__Exercise objective__: What you return must be the lines of the data that hold the word "poder".

__Entries supplied__:
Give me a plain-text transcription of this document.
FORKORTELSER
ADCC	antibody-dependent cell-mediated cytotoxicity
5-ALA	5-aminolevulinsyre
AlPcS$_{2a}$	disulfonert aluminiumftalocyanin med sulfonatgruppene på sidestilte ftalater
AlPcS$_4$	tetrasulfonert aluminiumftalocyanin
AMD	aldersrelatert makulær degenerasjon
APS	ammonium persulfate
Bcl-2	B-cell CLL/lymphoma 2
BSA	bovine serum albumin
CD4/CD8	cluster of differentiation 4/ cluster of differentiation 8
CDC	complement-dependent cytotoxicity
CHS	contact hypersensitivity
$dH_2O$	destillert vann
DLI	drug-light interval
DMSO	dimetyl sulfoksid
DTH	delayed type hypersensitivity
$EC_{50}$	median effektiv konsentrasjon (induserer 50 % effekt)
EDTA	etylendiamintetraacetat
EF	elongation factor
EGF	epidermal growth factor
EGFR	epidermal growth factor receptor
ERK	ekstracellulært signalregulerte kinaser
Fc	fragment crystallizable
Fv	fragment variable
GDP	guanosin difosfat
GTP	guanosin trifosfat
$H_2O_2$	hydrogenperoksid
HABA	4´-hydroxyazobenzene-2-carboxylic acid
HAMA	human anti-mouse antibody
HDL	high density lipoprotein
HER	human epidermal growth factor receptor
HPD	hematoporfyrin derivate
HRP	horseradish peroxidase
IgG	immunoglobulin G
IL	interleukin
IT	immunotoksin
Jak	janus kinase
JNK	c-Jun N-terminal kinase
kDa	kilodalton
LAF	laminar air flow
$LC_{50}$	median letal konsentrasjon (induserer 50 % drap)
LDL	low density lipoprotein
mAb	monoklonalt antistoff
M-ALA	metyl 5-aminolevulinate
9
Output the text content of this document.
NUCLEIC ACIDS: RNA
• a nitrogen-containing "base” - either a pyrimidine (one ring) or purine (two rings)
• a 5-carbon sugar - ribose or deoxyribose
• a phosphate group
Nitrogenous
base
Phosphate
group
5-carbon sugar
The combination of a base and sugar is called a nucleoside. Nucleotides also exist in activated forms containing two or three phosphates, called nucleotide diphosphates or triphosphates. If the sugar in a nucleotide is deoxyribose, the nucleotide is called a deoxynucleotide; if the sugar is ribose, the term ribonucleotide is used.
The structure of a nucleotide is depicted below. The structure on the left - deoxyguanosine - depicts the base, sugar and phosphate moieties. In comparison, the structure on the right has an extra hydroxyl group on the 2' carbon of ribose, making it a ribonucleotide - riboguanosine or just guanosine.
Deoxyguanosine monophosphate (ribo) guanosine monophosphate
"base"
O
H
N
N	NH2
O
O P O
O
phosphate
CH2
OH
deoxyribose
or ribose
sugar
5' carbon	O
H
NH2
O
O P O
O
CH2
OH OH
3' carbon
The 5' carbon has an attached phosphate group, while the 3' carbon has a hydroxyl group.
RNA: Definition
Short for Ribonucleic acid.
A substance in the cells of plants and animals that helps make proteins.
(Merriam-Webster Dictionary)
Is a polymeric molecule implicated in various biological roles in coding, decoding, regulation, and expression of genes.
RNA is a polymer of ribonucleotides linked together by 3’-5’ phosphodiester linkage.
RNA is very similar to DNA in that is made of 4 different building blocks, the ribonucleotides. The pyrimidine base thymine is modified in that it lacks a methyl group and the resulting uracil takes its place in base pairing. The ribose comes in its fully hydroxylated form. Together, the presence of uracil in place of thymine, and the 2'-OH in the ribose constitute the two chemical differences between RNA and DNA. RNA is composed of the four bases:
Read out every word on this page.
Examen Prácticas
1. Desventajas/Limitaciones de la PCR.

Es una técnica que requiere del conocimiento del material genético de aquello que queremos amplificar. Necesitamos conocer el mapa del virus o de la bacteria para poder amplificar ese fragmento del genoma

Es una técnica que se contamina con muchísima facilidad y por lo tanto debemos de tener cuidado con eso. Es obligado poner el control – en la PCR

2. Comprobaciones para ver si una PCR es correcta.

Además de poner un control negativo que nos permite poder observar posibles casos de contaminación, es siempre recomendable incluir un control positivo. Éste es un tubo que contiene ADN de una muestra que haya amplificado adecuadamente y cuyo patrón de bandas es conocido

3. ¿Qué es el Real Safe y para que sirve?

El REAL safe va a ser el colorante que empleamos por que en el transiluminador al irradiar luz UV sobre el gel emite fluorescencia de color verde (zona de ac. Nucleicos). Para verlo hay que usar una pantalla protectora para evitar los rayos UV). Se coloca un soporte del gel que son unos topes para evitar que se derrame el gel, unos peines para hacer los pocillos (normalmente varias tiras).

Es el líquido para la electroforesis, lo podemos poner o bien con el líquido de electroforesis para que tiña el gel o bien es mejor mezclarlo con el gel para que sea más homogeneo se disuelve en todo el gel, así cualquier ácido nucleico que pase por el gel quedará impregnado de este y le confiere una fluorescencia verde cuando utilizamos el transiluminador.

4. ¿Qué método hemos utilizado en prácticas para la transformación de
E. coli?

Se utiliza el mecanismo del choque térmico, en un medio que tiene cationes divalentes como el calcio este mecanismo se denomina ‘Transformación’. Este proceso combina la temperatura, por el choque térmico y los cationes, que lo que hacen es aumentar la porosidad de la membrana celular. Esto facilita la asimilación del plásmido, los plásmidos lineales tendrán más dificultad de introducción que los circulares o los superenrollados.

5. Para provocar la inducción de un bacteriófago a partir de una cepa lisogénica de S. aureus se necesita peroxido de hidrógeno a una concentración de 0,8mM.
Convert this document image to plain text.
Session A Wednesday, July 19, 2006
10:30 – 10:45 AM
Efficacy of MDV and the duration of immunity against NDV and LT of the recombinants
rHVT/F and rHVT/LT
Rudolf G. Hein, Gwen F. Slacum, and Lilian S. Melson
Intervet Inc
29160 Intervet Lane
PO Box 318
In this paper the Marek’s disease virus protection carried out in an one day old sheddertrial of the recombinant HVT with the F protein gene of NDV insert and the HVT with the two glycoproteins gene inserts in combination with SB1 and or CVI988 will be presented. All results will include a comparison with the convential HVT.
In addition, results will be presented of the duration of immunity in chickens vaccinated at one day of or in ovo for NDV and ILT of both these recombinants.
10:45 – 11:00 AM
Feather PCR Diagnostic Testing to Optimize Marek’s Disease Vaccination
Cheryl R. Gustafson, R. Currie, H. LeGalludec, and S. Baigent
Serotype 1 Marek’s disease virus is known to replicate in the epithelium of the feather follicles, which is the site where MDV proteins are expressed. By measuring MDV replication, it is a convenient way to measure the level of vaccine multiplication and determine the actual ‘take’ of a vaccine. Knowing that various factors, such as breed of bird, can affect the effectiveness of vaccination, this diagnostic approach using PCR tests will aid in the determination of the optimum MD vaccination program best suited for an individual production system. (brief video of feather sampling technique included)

__Output below__:
Es una técnica que requiere del conocimiento del material genético de aquello que queremos amplificar. Necesitamos conocer el mapa del virus o de la bacteria para poder amplificar ese fragmento del genoma
Además de poner un control negativo que nos permite poder observar posibles casos de contaminación, es siempre recomendable incluir un control positivo. Éste es un tubo que contiene ADN de una muestra que haya amplificado adecuadamente y cuyo patrón de bandas es conocido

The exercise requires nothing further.